begin Data records

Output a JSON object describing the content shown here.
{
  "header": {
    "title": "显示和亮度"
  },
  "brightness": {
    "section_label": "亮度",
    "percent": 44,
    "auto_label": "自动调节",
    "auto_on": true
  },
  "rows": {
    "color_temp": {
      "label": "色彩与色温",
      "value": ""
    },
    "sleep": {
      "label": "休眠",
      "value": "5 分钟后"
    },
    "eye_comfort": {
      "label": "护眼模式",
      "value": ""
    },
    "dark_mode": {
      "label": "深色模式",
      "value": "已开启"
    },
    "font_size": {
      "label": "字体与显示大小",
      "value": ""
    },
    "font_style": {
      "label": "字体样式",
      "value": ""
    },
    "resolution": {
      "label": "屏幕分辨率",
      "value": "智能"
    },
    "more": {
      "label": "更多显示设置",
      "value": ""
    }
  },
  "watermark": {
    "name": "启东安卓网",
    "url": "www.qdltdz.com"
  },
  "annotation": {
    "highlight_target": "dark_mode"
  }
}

end Data records
begin Data records

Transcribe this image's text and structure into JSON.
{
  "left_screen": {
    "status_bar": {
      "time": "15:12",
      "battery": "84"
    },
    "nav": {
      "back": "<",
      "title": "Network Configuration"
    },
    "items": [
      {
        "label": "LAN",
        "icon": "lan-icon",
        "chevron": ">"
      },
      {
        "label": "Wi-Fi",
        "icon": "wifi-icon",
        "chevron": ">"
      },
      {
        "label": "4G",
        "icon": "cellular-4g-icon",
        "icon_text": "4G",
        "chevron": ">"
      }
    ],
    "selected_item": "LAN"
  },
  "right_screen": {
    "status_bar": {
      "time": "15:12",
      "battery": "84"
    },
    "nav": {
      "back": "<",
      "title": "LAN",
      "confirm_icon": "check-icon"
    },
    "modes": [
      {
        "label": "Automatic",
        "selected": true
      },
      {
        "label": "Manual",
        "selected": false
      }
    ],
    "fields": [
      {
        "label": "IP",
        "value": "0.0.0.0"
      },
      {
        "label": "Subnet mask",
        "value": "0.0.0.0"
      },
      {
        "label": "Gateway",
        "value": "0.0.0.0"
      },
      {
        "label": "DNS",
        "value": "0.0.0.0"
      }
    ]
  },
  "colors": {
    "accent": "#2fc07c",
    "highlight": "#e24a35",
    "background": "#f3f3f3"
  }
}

end Data records
begin Data records

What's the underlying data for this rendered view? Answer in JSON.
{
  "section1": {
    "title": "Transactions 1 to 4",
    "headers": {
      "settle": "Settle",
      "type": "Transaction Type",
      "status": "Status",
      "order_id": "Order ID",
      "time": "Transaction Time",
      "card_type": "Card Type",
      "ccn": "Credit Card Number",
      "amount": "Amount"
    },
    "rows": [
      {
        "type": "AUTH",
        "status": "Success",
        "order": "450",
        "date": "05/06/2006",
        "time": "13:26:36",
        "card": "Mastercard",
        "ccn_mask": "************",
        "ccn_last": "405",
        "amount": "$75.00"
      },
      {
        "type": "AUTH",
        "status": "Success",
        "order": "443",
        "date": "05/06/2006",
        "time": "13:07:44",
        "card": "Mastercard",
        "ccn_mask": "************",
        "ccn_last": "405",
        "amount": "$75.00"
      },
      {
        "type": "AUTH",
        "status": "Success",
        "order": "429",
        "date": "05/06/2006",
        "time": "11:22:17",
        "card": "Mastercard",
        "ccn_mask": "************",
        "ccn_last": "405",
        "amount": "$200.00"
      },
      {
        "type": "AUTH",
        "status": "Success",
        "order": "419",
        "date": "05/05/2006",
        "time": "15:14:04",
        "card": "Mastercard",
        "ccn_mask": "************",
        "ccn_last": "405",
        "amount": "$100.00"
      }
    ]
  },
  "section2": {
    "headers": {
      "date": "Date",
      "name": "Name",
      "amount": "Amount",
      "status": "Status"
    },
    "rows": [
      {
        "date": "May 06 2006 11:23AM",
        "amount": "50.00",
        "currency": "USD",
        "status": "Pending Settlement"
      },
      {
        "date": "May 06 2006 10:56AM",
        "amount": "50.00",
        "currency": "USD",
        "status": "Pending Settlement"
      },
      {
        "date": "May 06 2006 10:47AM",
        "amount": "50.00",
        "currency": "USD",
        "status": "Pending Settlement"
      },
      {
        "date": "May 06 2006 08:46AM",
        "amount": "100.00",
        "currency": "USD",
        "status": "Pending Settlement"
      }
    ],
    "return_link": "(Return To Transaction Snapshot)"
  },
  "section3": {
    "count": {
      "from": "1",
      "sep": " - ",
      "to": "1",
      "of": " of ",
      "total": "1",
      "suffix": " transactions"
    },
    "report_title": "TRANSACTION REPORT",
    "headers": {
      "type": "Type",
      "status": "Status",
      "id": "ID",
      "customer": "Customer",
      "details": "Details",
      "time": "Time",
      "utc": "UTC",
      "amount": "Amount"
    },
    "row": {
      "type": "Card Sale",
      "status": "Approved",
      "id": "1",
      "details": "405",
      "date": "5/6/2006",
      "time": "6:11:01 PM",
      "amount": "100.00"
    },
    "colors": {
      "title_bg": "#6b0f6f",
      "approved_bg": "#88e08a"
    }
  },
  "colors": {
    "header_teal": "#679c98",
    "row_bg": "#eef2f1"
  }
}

end Data records

Return each line where "date" shows up.

• _Result below_:
        "date": "05/06/2006",
        "date": "05/06/2006",
        "date": "05/06/2006",
        "date": "05/05/2006",
      "date": "Date",
        "date": "May 06 2006 11:23AM",
        "date": "May 06 2006 10:56AM",
        "date": "May 06 2006 10:47AM",
        "date": "May 06 2006 08:46AM",
      "date": "5/6/2006",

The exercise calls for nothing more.